Task goal:
Look for the string "serverlet" in the lines and copy each line that has it.

Supplied data:
###

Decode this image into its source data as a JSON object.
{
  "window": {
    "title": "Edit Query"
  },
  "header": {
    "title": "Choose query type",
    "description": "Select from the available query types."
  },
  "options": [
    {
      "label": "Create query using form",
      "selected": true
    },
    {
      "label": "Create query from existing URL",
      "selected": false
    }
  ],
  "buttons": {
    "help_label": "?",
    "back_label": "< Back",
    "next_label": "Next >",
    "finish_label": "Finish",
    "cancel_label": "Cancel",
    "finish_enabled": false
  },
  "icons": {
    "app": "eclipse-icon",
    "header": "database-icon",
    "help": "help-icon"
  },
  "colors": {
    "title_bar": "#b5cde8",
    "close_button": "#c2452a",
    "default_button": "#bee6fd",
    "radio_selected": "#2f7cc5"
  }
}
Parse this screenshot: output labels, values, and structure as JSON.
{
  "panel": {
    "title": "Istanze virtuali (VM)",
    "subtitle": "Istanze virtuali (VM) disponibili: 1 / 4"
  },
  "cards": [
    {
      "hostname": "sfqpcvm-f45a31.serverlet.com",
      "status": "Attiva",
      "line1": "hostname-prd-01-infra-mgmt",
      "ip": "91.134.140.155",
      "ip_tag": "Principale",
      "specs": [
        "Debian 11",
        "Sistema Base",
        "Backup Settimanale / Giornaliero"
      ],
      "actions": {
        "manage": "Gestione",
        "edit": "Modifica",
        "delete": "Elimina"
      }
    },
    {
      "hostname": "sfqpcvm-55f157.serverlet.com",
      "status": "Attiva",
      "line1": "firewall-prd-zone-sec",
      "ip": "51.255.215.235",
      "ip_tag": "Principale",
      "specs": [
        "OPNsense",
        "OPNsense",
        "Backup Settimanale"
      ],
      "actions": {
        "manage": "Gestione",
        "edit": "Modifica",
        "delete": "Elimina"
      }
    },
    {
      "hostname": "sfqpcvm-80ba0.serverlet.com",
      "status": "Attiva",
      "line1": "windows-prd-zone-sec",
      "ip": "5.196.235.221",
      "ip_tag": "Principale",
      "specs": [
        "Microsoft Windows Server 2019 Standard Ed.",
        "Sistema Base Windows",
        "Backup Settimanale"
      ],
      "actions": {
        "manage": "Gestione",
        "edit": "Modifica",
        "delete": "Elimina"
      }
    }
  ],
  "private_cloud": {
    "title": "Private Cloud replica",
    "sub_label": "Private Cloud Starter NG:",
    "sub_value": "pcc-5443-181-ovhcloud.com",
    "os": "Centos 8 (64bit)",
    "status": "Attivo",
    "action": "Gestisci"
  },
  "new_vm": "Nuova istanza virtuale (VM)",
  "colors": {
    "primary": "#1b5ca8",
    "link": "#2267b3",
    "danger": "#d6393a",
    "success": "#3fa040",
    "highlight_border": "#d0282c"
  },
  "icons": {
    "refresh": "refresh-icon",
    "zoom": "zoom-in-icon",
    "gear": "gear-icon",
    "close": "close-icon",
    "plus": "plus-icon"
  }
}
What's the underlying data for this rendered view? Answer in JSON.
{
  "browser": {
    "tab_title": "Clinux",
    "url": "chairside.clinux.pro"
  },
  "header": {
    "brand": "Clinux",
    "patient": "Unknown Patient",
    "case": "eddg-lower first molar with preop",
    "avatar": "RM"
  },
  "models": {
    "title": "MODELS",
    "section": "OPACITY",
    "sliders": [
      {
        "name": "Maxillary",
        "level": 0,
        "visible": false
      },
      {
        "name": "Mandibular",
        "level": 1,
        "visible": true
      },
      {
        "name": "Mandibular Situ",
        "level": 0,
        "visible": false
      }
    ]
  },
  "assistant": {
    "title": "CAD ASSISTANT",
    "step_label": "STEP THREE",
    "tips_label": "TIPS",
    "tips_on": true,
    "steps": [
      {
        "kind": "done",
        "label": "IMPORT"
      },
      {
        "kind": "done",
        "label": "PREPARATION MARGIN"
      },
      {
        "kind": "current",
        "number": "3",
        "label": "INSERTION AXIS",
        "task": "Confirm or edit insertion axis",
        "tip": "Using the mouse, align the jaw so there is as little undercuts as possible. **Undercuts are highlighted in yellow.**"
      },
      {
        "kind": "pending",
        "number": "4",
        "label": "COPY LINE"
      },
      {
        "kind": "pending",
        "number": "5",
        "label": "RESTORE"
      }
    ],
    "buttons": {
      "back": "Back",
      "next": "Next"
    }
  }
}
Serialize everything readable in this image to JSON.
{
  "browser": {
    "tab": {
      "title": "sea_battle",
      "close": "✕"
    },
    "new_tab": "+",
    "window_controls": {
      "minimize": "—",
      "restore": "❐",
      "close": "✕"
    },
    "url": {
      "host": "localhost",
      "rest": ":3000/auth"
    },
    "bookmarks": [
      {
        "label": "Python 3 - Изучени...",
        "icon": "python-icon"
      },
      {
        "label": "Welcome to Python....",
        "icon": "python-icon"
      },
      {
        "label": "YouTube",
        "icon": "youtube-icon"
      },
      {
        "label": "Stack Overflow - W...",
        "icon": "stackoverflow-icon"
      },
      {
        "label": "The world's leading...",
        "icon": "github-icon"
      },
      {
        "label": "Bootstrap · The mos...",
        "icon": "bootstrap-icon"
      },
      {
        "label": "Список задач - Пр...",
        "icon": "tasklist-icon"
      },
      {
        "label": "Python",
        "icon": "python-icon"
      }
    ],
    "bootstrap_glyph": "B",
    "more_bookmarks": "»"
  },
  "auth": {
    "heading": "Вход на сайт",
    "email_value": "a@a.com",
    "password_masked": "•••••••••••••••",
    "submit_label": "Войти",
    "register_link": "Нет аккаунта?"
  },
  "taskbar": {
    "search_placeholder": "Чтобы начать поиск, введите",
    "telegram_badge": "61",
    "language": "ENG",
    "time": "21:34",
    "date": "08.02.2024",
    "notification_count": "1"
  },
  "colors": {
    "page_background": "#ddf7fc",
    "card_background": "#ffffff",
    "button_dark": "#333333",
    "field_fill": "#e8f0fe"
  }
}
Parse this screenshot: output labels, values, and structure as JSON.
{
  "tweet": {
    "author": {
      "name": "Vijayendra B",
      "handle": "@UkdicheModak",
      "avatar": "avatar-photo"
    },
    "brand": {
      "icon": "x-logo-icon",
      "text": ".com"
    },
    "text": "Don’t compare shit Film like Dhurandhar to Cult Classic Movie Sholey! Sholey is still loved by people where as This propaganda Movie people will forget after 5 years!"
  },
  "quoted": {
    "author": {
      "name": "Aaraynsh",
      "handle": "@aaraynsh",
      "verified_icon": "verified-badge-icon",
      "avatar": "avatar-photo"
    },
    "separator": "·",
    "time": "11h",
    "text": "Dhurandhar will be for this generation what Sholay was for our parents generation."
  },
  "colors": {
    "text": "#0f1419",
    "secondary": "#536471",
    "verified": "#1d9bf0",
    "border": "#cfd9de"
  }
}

###

The answer:
      "hostname": "sfqpcvm-f45a31.serverlet.com",
      "hostname": "sfqpcvm-55f157.serverlet.com",
      "hostname": "sfqpcvm-80ba0.serverlet.com",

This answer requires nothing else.